ARTICLE ->
-------------------------

Le plus dur reste à venir !
L’Histoire des nations vivantes s’écrit avec des hésitations, des bégaiements, des peurs, des frustrations, des régressions et des avancées. Imaginez un bébé qui apprend à marcher sur ses jambes encore fragiles et incertaines, tombe, se redresse, pleure, hésite et recommence jusqu’à ce qu’il maîtrise ses pas et affermit sa démarche. C’est ainsi qu’on peut décrire cette Tunisie et son processus démocratique qui tant bien que mal avance, certes avec hésitation et crainte, mais aussi avec l’envie d’espérer.
Maintenant que les différentes échéances électorales sont terminées, il est peut-être temps de commencer à faire un bilan provisoire qu’il faudrait affiner pendant les mois, voire, les années à venir.
Le constat politique : nous avons vécu la consécration de l’idée de la RUPTURE sans laquelle il ne peut y avoir de changement de paradigme. Le mérite revient à cette intelligence instinctive d’un peuple et surtout d’une jeunesse qui aspire à rompre avec un système qui a perduré pendant plus de soixante années durant lesquelles on a vu la même « caste » gouverner et utiliser les mêmes méthodes sans se soucier des va-nu-pieds et de la lame profonde qui traverse à la fois le conscient et l’inconscient collectif. Rupture qui a balayé tous ceux qui s’accrochent au système et ses vieilles méthodes et dont les objectifs n’ont pas varié depuis des années à savoir, tromper les gens et servir les intérêts personnels et partisans.
Ce temps-là et ses méthodes-là sont, je l’espère, désormais révolus.

-------------------------

Entrées d'un jeu de données
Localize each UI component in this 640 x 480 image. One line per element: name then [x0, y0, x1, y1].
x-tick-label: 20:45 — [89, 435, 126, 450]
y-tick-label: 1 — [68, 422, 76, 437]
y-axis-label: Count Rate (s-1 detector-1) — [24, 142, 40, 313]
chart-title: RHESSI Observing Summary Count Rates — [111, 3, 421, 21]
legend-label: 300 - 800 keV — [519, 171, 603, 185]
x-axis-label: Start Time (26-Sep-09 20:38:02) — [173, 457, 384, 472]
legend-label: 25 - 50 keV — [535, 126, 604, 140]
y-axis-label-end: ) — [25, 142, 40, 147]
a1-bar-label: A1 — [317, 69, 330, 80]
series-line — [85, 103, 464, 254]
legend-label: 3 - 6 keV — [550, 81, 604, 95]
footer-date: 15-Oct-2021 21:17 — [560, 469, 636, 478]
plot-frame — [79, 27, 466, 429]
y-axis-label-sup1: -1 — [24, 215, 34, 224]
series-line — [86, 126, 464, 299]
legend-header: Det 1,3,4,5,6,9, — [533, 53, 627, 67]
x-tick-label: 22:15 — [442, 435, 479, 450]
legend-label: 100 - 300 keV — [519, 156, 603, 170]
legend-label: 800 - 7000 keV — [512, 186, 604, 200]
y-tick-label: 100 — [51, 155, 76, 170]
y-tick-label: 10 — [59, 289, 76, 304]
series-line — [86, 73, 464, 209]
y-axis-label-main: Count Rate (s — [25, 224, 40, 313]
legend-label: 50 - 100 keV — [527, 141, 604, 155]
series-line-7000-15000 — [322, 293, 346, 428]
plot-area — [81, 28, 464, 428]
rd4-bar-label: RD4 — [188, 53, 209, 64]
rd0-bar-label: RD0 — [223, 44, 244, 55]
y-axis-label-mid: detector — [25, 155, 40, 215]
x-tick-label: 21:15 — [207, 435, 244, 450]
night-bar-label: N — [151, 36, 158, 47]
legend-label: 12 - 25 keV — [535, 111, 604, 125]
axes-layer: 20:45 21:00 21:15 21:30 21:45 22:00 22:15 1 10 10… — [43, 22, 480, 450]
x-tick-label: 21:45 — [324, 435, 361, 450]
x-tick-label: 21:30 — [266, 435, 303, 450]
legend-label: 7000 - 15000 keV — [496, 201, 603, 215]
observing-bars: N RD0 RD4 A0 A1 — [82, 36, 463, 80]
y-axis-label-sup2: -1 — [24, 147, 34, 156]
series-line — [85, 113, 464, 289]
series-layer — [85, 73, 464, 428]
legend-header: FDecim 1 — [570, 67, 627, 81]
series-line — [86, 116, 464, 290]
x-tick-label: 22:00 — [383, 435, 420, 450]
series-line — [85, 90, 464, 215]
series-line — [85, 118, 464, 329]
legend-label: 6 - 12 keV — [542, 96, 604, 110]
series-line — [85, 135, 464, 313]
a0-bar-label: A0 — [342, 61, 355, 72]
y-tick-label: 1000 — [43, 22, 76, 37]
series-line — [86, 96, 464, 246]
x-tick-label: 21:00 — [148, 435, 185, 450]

-------------------------

TRAVAIL DEMANDÉ ->
**a)** D'après l'article, pendant combien de temps le système avec lequel la jeunesse aspire à rompre a-t-il perduré ?
**b)** Citez le passage de l'article qui s'ouvre sur les mots « Le plus dur » et se termine par « avec l’envie d’espérer. ».

CORRIGÉS PAR TÂCHE ->
**a)** Pendant plus de soixante années.

**b)**
Le plus dur reste à venir !
L’Histoire des nations vivantes s’écrit avec des hésitations, des bégaiements, des peurs, des frustrations, des régressions et des avancées. Imaginez un bébé qui apprend à marcher sur ses jambes encore fragiles et incertaines, tombe, se redresse, pleure, hésite et recommence jusqu’à ce qu’il maîtrise ses pas et affermit sa démarche. C’est ainsi qu’on peut décrire cette Tunisie et son processus démocratique qui tant bien que mal avance, certes avec hésitation et crainte, mais aussi avec l’envie d’espérer.